To do >> Copy out the data word for word, from its first line up to and including the line that contains "73, 131, 86)".

Items >>
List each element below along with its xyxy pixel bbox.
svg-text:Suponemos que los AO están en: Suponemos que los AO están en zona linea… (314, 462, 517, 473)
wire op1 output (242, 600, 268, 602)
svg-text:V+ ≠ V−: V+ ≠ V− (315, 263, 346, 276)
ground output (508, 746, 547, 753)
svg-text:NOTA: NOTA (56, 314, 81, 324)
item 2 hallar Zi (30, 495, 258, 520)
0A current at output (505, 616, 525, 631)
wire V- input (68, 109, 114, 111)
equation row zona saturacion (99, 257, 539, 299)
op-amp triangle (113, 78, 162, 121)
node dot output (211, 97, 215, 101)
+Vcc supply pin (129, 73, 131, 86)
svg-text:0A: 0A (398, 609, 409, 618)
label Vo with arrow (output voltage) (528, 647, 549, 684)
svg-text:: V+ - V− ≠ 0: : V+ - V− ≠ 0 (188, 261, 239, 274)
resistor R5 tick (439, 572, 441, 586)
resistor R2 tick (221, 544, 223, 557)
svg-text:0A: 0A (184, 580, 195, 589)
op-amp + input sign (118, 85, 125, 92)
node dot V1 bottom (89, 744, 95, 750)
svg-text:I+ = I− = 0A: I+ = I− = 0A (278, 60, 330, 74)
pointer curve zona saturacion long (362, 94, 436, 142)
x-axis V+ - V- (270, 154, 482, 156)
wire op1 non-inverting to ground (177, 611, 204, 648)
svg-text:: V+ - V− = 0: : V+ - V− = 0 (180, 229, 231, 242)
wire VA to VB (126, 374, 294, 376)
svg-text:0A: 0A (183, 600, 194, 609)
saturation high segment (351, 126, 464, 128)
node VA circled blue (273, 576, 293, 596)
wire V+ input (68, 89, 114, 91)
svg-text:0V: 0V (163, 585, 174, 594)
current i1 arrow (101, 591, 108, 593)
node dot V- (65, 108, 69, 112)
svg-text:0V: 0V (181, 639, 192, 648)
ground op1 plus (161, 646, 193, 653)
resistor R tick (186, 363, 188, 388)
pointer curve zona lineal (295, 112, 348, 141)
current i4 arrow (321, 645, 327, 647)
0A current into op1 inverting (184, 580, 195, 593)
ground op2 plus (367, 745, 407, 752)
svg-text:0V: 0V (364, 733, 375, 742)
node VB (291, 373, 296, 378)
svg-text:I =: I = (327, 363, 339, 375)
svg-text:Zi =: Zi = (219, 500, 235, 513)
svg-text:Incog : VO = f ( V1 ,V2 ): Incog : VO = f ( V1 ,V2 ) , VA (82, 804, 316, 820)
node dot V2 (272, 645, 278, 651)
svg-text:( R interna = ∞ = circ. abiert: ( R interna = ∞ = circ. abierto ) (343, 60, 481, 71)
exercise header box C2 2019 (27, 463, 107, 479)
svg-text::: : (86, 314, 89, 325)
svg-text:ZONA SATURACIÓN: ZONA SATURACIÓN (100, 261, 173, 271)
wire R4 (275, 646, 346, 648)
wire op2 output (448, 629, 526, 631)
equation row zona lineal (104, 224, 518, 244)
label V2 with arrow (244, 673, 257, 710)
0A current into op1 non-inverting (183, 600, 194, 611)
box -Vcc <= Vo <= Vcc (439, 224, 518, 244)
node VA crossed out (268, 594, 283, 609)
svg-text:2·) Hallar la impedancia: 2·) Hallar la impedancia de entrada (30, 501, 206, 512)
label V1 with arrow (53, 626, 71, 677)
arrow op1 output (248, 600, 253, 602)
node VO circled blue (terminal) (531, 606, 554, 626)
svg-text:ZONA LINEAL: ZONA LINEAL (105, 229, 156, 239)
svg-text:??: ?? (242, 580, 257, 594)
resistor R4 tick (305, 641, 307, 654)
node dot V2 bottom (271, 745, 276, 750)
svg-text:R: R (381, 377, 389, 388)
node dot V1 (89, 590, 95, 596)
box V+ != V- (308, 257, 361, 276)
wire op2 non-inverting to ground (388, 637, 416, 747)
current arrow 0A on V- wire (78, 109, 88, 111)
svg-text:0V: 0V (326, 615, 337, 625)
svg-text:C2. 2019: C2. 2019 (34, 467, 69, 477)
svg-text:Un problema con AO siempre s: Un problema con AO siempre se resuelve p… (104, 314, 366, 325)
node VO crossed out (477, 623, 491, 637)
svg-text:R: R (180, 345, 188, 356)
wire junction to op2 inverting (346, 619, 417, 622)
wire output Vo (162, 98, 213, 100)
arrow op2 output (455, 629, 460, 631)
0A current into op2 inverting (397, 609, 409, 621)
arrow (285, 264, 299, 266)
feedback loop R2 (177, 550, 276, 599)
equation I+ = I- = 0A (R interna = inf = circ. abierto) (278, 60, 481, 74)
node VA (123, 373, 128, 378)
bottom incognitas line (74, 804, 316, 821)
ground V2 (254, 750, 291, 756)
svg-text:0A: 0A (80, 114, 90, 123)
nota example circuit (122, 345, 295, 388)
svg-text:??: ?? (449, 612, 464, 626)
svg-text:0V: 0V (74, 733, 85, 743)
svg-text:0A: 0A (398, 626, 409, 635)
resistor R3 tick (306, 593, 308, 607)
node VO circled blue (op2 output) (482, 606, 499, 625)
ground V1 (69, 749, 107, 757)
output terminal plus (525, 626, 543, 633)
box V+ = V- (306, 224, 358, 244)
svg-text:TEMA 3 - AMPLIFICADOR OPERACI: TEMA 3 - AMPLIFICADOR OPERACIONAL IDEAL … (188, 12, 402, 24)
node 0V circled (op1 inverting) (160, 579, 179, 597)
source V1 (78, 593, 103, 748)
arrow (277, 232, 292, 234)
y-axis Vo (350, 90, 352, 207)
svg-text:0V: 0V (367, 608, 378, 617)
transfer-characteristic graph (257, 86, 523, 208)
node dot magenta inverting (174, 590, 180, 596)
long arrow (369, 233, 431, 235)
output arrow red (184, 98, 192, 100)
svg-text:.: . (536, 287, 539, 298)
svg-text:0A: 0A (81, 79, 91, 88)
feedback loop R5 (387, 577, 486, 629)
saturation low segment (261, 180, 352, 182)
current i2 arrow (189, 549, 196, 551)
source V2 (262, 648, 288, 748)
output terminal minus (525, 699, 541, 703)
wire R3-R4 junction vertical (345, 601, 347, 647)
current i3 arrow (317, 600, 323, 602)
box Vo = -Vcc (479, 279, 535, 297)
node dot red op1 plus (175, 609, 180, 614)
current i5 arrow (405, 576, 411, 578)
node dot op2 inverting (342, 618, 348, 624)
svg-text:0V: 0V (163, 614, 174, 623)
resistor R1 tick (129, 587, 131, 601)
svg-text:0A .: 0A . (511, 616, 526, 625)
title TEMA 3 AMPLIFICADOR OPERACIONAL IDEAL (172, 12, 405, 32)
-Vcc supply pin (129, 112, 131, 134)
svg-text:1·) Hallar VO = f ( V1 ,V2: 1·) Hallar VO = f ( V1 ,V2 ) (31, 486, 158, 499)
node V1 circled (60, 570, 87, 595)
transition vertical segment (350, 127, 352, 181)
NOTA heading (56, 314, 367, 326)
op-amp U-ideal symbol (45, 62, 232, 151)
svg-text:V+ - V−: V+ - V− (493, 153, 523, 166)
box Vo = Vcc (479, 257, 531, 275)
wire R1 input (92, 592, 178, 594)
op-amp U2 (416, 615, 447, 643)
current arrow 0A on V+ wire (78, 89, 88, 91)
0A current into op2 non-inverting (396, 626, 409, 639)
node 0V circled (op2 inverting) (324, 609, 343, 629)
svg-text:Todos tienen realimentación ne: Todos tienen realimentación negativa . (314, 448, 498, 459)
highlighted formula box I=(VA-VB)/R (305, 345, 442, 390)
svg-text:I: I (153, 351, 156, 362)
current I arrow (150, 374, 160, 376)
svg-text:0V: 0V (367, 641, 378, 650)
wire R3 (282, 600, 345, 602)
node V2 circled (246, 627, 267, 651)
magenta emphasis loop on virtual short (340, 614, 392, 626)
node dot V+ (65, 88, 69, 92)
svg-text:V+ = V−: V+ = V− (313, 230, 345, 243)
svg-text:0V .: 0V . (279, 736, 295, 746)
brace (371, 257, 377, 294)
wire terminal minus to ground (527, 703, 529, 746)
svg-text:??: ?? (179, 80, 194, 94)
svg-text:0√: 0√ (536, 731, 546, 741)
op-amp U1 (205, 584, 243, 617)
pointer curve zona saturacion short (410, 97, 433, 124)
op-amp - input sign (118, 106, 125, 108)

Task output >>
List each element below along with its xyxy pixel bbox.
svg-text:Suponemos que los AO están en: Suponemos que los AO están en zona linea… (314, 462, 517, 473)
wire op1 output (242, 600, 268, 602)
svg-text:V+ ≠ V−: V+ ≠ V− (315, 263, 346, 276)
ground output (508, 746, 547, 753)
svg-text:NOTA: NOTA (56, 314, 81, 324)
item 2 hallar Zi (30, 495, 258, 520)
0A current at output (505, 616, 525, 631)
wire V- input (68, 109, 114, 111)
equation row zona saturacion (99, 257, 539, 299)
op-amp triangle (113, 78, 162, 121)
node dot output (211, 97, 215, 101)
+Vcc supply pin (129, 73, 131, 86)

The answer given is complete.